Dataset entries on figures:
· · · · · · ·

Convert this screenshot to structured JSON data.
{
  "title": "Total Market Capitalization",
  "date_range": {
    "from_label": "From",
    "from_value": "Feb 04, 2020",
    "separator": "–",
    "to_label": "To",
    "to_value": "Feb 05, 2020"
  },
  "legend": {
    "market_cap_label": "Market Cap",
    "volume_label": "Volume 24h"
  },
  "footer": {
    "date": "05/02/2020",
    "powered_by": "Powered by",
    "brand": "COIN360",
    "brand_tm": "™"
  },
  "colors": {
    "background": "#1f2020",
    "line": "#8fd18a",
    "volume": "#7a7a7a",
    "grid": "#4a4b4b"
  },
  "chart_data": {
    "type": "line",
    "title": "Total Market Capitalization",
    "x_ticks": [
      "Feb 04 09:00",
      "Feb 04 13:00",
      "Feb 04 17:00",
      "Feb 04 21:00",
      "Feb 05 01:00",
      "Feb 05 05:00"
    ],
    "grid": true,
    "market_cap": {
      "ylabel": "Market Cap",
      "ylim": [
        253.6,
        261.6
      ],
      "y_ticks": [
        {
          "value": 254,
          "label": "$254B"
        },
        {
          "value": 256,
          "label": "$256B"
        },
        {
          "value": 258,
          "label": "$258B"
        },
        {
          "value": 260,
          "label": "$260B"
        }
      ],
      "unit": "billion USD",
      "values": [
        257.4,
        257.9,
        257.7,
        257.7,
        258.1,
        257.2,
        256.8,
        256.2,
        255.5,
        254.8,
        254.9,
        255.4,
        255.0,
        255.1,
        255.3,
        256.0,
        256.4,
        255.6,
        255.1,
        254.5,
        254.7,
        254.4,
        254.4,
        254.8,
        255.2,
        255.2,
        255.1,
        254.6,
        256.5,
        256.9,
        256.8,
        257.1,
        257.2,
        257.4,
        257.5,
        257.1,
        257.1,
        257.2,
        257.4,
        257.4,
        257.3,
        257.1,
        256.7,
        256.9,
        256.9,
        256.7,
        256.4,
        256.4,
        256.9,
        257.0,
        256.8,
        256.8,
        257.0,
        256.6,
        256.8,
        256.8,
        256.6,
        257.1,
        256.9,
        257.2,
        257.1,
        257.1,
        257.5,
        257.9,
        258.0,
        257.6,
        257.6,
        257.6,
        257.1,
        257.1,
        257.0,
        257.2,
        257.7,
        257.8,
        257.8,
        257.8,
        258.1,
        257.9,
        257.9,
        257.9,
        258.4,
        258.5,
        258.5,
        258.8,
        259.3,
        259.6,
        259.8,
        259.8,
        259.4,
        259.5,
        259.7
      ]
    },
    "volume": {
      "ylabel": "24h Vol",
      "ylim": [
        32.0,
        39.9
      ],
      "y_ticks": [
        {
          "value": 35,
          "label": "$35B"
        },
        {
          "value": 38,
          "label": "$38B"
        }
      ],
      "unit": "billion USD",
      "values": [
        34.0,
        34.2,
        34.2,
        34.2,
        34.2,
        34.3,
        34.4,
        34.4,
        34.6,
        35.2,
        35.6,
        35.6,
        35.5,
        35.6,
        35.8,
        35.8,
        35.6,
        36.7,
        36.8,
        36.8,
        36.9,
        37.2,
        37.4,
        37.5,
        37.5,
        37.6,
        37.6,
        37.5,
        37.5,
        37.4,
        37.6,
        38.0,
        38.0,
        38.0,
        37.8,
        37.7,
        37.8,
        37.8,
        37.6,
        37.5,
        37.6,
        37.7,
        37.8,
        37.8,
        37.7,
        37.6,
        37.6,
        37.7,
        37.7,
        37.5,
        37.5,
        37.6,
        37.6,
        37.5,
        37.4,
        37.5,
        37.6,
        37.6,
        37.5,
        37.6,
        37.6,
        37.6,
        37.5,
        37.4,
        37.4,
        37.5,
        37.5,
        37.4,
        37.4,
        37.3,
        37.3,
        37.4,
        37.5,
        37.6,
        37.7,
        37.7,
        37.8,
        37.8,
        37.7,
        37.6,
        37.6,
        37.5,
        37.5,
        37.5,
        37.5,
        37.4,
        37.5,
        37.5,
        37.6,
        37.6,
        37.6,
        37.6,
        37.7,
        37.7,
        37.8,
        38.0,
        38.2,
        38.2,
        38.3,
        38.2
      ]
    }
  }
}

· · · · · · ·

:: EXERCISE ::
Copy out every line of the data above, exactly as given.

:: EXERCISE ANSWER ::
Convert this screenshot to structured JSON data.
{
  "title": "Total Market Capitalization",
  "date_range": {
    "from_label": "From",
    "from_value": "Feb 04, 2020",
    "separator": "–",
    "to_label": "To",
    "to_value": "Feb 05, 2020"
  },
  "legend": {
    "market_cap_label": "Market Cap",
    "volume_label": "Volume 24h"
  },
  "footer": {
    "date": "05/02/2020",
    "powered_by": "Powered by",
    "brand": "COIN360",
    "brand_tm": "™"
  },
  "colors": {
    "background": "#1f2020",
    "line": "#8fd18a",
    "volume": "#7a7a7a",
    "grid": "#4a4b4b"
  },
  "chart_data": {
    "type": "line",
    "title": "Total Market Capitalization",
    "x_ticks": [
      "Feb 04 09:00",
      "Feb 04 13:00",
      "Feb 04 17:00",
      "Feb 04 21:00",
      "Feb 05 01:00",
      "Feb 05 05:00"
    ],
    "grid": true,
    "market_cap": {
      "ylabel": "Market Cap",
      "ylim": [
        253.6,
        261.6
      ],
      "y_ticks": [
        {
          "value": 254,
          "label": "$254B"
        },
        {
          "value": 256,
          "label": "$256B"
        },
        {
          "value": 258,
          "label": "$258B"
        },
        {
          "value": 260,
          "label": "$260B"
        }
      ],
      "unit": "billion USD",
      "values": [
        257.4,
        257.9,
        257.7,
        257.7,
        258.1,
        257.2,
        256.8,
        256.2,
        255.5,
        254.8,
        254.9,
        255.4,
        255.0,
        255.1,
        255.3,
        256.0,
        256.4,
        255.6,
        255.1,
        254.5,
        254.7,
        254.4,
        254.4,
        254.8,
        255.2,
        255.2,
        255.1,
        254.6,
        256.5,
        256.9,
        256.8,
        257.1,
        257.2,
        257.4,
        257.5,
        257.1,
        257.1,
        257.2,
        257.4,
        257.4,
        257.3,
        257.1,
        256.7,
        256.9,
        256.9,
        256.7,
        256.4,
        256.4,
        256.9,
        257.0,
        256.8,
        256.8,
        257.0,
        256.6,
        256.8,
        256.8,
        256.6,
        257.1,
        256.9,
        257.2,
        257.1,
        257.1,
        257.5,
        257.9,
        258.0,
        257.6,
        257.6,
        257.6,
        257.1,
        257.1,
        257.0,
        257.2,
        257.7,
        257.8,
        257.8,
        257.8,
        258.1,
        257.9,
        257.9,
        257.9,
        258.4,
        258.5,
        258.5,
        258.8,
        259.3,
        259.6,
        259.8,
        259.8,
        259.4,
        259.5,
        259.7
      ]
    },
    "volume": {
      "ylabel": "24h Vol",
      "ylim": [
        32.0,
        39.9
      ],
      "y_ticks": [
        {
          "value": 35,
          "label": "$35B"
        },
        {
          "value": 38,
          "label": "$38B"
        }
      ],
      "unit": "billion USD",
      "values": [
        34.0,
        34.2,
        34.2,
        34.2,
        34.2,
        34.3,
        34.4,
        34.4,
        34.6,
        35.2,
        35.6,
        35.6,
        35.5,
        35.6,
        35.8,
        35.8,
        35.6,
        36.7,
        36.8,
        36.8,
        36.9,
        37.2,
        37.4,
        37.5,
        37.5,
        37.6,
        37.6,
        37.5,
        37.5,
        37.4,
        37.6,
        38.0,
        38.0,
        38.0,
        37.8,
        37.7,
        37.8,
        37.8,
        37.6,
        37.5,
        37.6,
        37.7,
        37.8,
        37.8,
        37.7,
        37.6,
        37.6,
        37.7,
        37.7,
        37.5,
        37.5,
        37.6,
        37.6,
        37.5,
        37.4,
        37.5,
        37.6,
        37.6,
        37.5,
        37.6,
        37.6,
        37.6,
        37.5,
        37.4,
        37.4,
        37.5,
        37.5,
        37.4,
        37.4,
        37.3,
        37.3,
        37.4,
        37.5,
        37.6,
        37.7,
        37.7,
        37.8,
        37.8,
        37.7,
        37.6,
        37.6,
        37.5,
        37.5,
        37.5,
        37.5,
        37.4,
        37.5,
        37.5,
        37.6,
        37.6,
        37.6,
        37.6,
        37.7,
        37.7,
        37.8,
        38.0,
        38.2,
        38.2,
        38.3,
        38.2
      ]
    }
  }
}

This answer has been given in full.